Given exercise: Scan the data below and pick out the lines containing the word "ABCD".

— START Record set —

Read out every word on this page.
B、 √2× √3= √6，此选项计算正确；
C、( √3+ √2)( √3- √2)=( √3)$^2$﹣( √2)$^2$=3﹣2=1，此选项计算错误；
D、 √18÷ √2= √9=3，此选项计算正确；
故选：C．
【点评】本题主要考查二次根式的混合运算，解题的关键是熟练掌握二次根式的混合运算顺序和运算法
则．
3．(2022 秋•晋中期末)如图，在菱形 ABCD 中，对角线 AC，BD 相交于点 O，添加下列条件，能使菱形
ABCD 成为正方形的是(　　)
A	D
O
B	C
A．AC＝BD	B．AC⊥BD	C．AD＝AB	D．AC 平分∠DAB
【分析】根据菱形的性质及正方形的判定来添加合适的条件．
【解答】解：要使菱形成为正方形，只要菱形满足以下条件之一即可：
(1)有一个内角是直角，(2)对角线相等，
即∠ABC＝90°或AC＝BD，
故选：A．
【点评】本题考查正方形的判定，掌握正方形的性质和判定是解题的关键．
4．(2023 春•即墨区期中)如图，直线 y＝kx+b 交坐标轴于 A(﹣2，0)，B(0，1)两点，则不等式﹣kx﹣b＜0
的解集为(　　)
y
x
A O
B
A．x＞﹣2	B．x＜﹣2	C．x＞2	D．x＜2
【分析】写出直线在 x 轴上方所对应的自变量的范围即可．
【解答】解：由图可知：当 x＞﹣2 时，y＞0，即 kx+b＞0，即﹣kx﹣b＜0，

— END Record set —
— START Record set —

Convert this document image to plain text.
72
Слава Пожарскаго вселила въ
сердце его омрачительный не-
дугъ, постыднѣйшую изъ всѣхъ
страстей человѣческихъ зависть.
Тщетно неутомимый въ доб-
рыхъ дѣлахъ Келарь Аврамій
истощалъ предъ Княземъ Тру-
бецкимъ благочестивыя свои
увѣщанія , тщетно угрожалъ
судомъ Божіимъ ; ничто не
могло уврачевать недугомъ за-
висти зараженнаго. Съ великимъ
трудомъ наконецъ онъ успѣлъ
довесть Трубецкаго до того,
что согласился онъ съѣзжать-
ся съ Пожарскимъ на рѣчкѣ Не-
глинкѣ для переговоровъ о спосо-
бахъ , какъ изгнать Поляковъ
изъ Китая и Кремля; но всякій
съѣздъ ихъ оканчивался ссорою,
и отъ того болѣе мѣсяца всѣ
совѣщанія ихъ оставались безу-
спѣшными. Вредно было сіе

— END Record set —

Reply to the exercise:
3．(2022 秋•晋中期末)如图，在菱形 ABCD 中，对角线 AC，BD 相交于点 O，添加下列条件，能使菱形
ABCD 成为正方形的是(　　)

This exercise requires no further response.